** DATA TO USE **

+ + +

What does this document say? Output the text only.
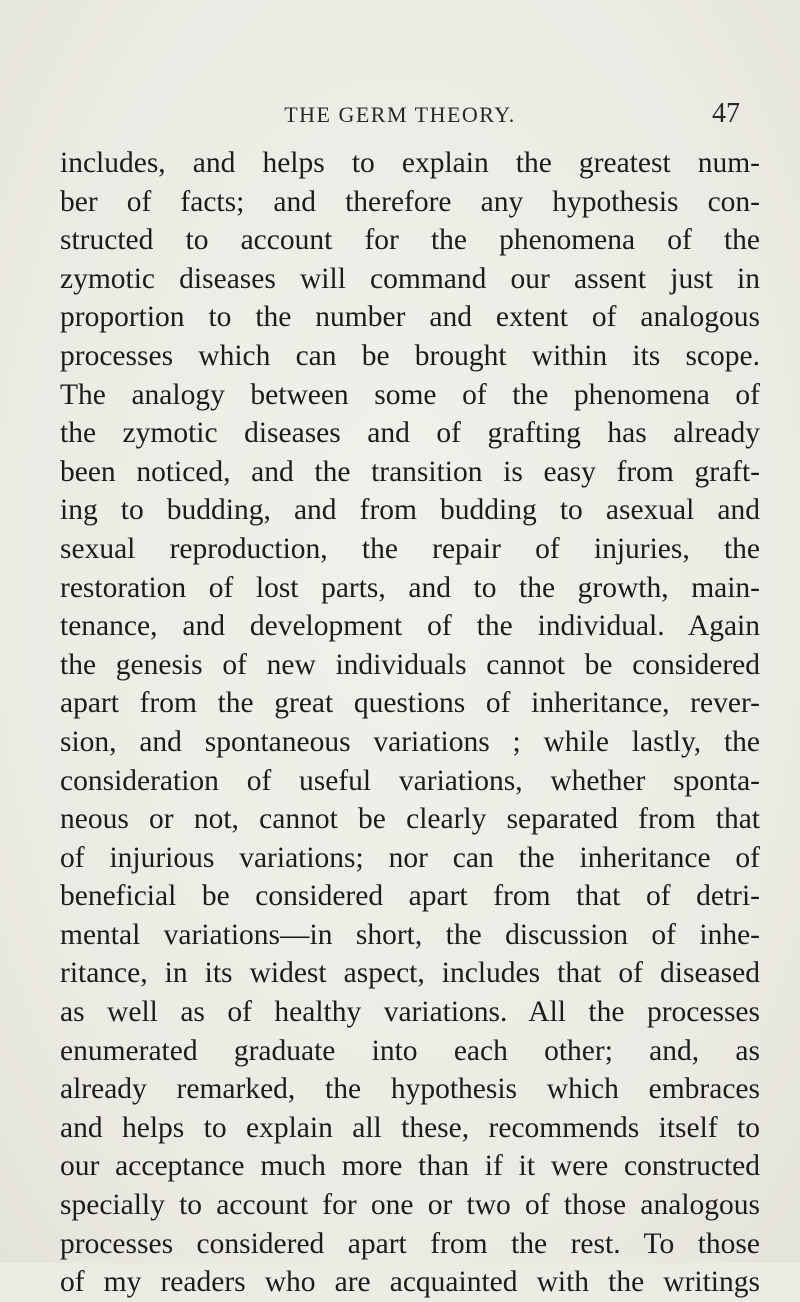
THE GERM THEORY.	47
includes, and helps to explain the greatest num-
ber of facts; and therefore any hypothesis con-
structed to account for the phenomena of the
zymotic diseases will command our assent just in
proportion to the number and extent of analogous
processes which can be brought within its scope.
The analogy between some of the phenomena of
the zymotic diseases and of grafting has already
been noticed, and the transition is easy from graft-
ing to budding, and from budding to asexual and
sexual reproduction, the repair of injuries, the
restoration of lost parts, and to the growth, main-
tenance, and development of the individual. Again
the genesis of new individuals cannot be considered
apart from the great questions of inheritance, rever-
sion, and spontaneous variations ; while lastly, the
consideration of useful variations, whether sponta-
neous or not, cannot be clearly separated from that
of injurious variations; nor can the inheritance of
beneficial be considered apart from that of detri-
mental variations—in short, the discussion of inhe-
ritance, in its widest aspect, includes that of diseased
as well as of healthy variations. All the processes
enumerated graduate into each other; and, as
already remarked, the hypothesis which embraces
and helps to explain all these, recommends itself to
our acceptance much more than if it were constructed
specially to account for one or two of those analogous
processes considered apart from the rest. To those
of my readers who are acquainted with the writings
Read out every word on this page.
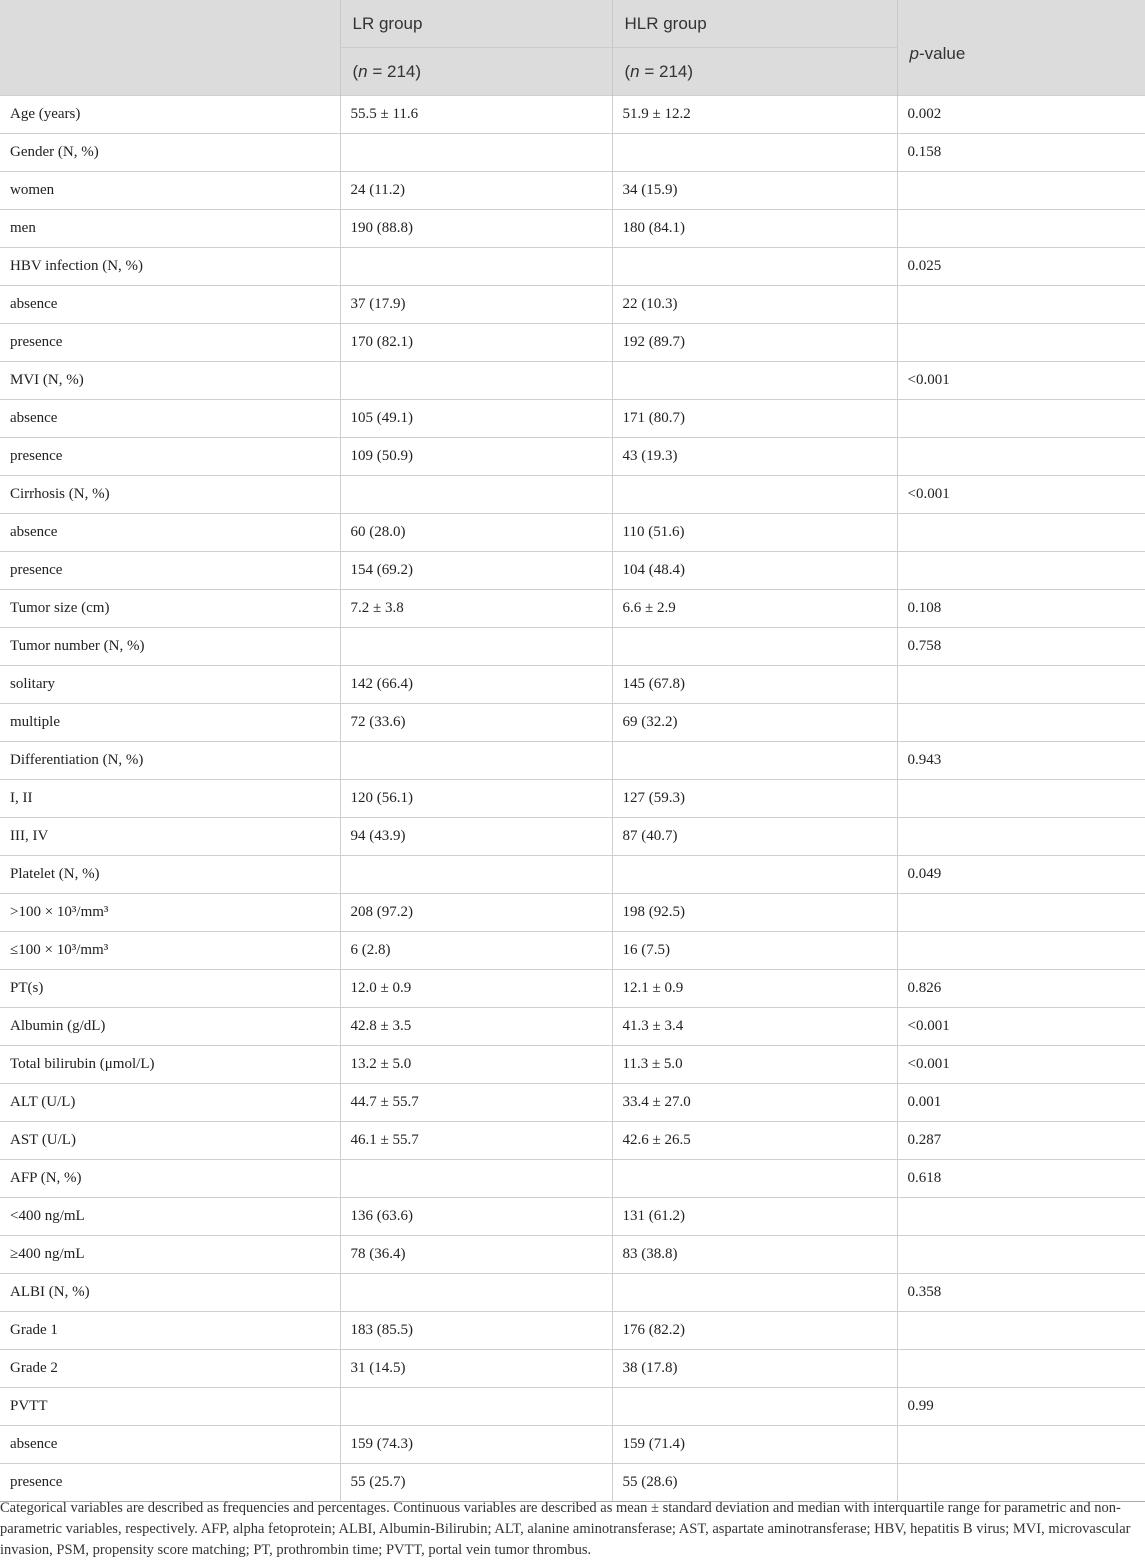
	LR group	HLR group	p-value
	(n = 214)	(n = 214)	
Age (years)	55.5 ± 11.6	51.9 ± 12.2	0.002
Gender (N, %)			0.158
women	24 (11.2)	34 (15.9)	
men	190 (88.8)	180 (84.1)	
HBV infection (N, %)			0.025
absence	37 (17.9)	22 (10.3)	
presence	170 (82.1)	192 (89.7)	
MVI (N, %)			<0.001
absence	105 (49.1)	171 (80.7)	
presence	109 (50.9)	43 (19.3)	
Cirrhosis (N, %)			<0.001
absence	60 (28.0)	110 (51.6)	
presence	154 (69.2)	104 (48.4)	
Tumor size (cm)	7.2 ± 3.8	6.6 ± 2.9	0.108
Tumor number (N, %)			0.758
solitary	142 (66.4)	145 (67.8)	
multiple	72 (33.6)	69 (32.2)	
Differentiation (N, %)			0.943
I, II	120 (56.1)	127 (59.3)	
III, IV	94 (43.9)	87 (40.7)	
Platelet (N, %)			0.049
>100 × 10³/mm³	208 (97.2)	198 (92.5)	
≤100 × 10³/mm³	6 (2.8)	16 (7.5)	
PT(s)	12.0 ± 0.9	12.1 ± 0.9	0.826
Albumin (g/dL)	42.8 ± 3.5	41.3 ± 3.4	<0.001
Total bilirubin (μmol/L)	13.2 ± 5.0	11.3 ± 5.0	<0.001
ALT (U/L)	44.7 ± 55.7	33.4 ± 27.0	0.001
AST (U/L)	46.1 ± 55.7	42.6 ± 26.5	0.287
AFP (N, %)			0.618
<400 ng/mL	136 (63.6)	131 (61.2)	
≥400 ng/mL	78 (36.4)	83 (38.8)	
ALBI (N, %)			0.358
Grade 1	183 (85.5)	176 (82.2)	
Grade 2	31 (14.5)	38 (17.8)	
PVTT			0.99
absence	159 (74.3)	159 (71.4)	
presence	55 (25.7)	55 (28.6)	
Categorical variables are described as frequencies and percentages. Continuous variables are described as mean ± standard deviation and median with interquartile range for parametric and non-parametric variables, respectively. AFP, alpha fetoprotein; ALBI, Albumin-Bilirubin; ALT, alanine aminotransferase; AST, aspartate aminotransferase; HBV, hepatitis B virus; MVI, microvascular invasion, PSM, propensity score matching; PT, prothrombin time; PVTT, portal vein tumor thrombus.
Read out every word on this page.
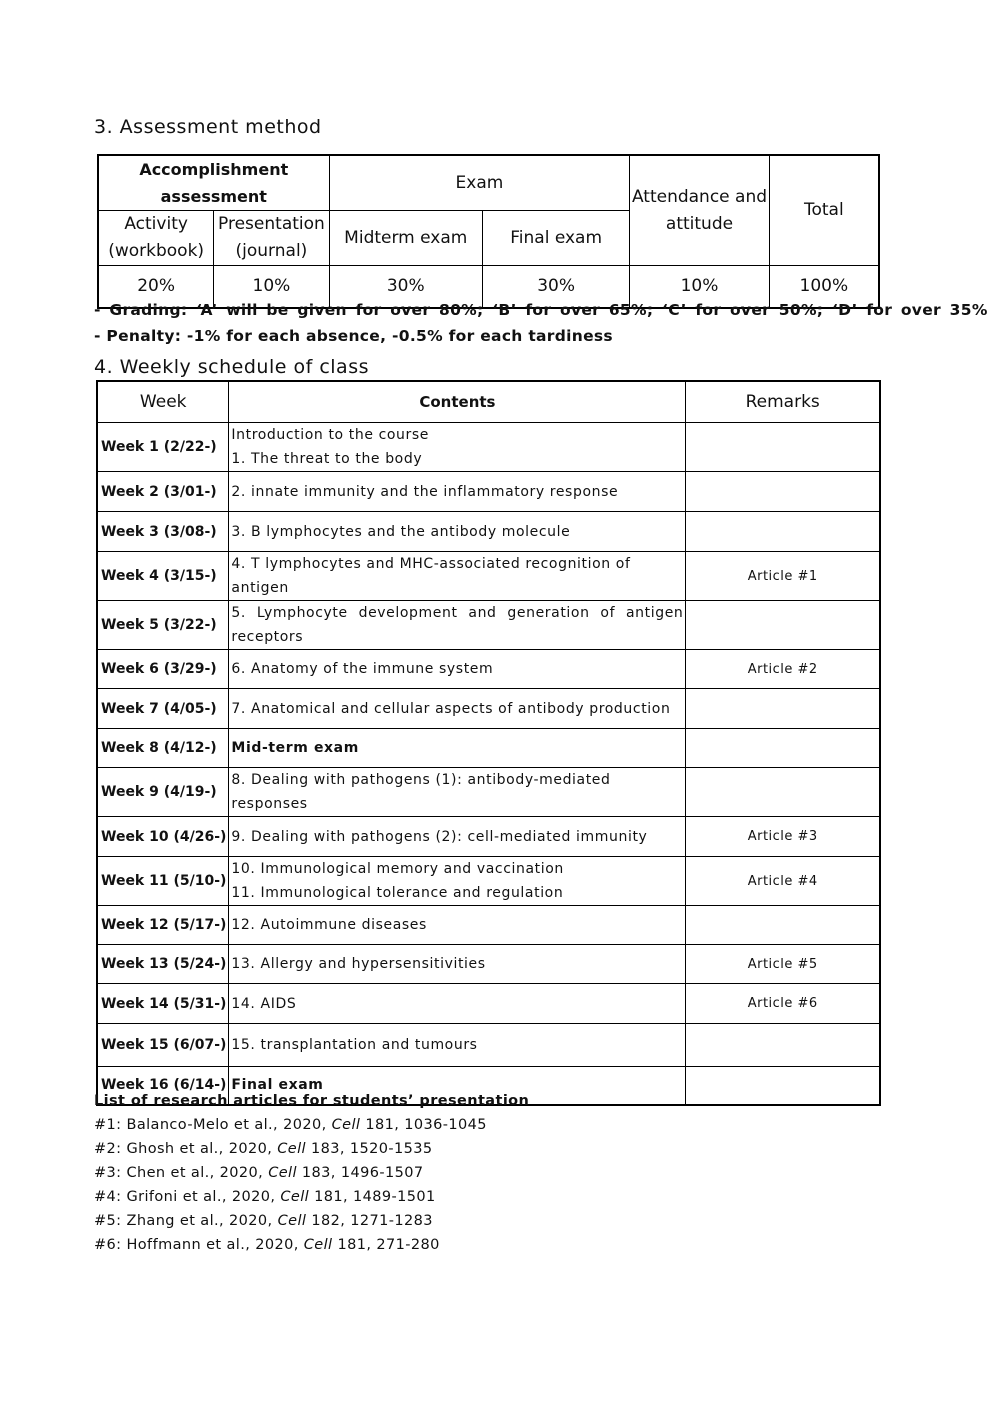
3. Assessment method
Accomplishment assessment		Exam		Attendance and attitude	Total
Activity (workbook)	Presentation (journal)	Midterm exam	Final exam		
20%	10%	30%	30%	10%	100%
- Grading: ‘A’ will be given for over 80%; ‘B’ for over 65%; ‘C’ for over 50%; ‘D’ for over 35%
- Penalty: -1% for each absence, -0.5% for each tardiness
4. Weekly schedule of class
Week	Contents	Remarks
Week 1 (2/22-)	Introduction to the course
1. The threat to the body	

Week 2 (3/01-)	2. innate immunity and the inflammatory response	

Week 3 (3/08-)	3. B lymphocytes and the antibody molecule	

Week 4 (3/15-)	4. T lymphocytes and MHC-associated recognition of antigen	Article #1
Week 5 (3/22-)	5. Lymphocyte development and generation of antigen receptors	

Week 6 (3/29-)	6. Anatomy of the immune system	Article #2
Week 7 (4/05-)	7. Anatomical and cellular aspects of antibody production	

Week 8 (4/12-)	Mid-term exam	

Week 9 (4/19-)	8. Dealing with pathogens (1): antibody-mediated responses	

Week 10 (4/26-)	9. Dealing with pathogens (2): cell-mediated immunity	Article #3
Week 11 (5/10-)	10. Immunological memory and vaccination
11. Immunological tolerance and regulation	Article #4
Week 12 (5/17-)	12. Autoimmune diseases	

Week 13 (5/24-)	13. Allergy and hypersensitivities	Article #5
Week 14 (5/31-)	14. AIDS	Article #6
Week 15 (6/07-)	15. transplantation and tumours	

Week 16 (6/14-)	Final exam	

List of research articles for students’ presentation
#1: Balanco-Melo et al., 2020, Cell 181, 1036-1045
#2: Ghosh et al., 2020, Cell 183, 1520-1535
#3: Chen et al., 2020, Cell 183, 1496-1507
#4: Grifoni et al., 2020, Cell 181, 1489-1501
#5: Zhang et al., 2020, Cell 182, 1271-1283
#6: Hoffmann et al., 2020, Cell 181, 271-280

+ + +

** ASSIGNMENT **
What lines in the material mention "antibody"? Copy every one of them.

** OUTPUT OF THE EXERCISE **
Week 3 (3/08-)	3. B lymphocytes and the antibody molecule	
Week 7 (4/05-)	7. Anatomical and cellular aspects of antibody production	
Week 9 (4/19-)	8. Dealing with pathogens (1): antibody-mediated responses	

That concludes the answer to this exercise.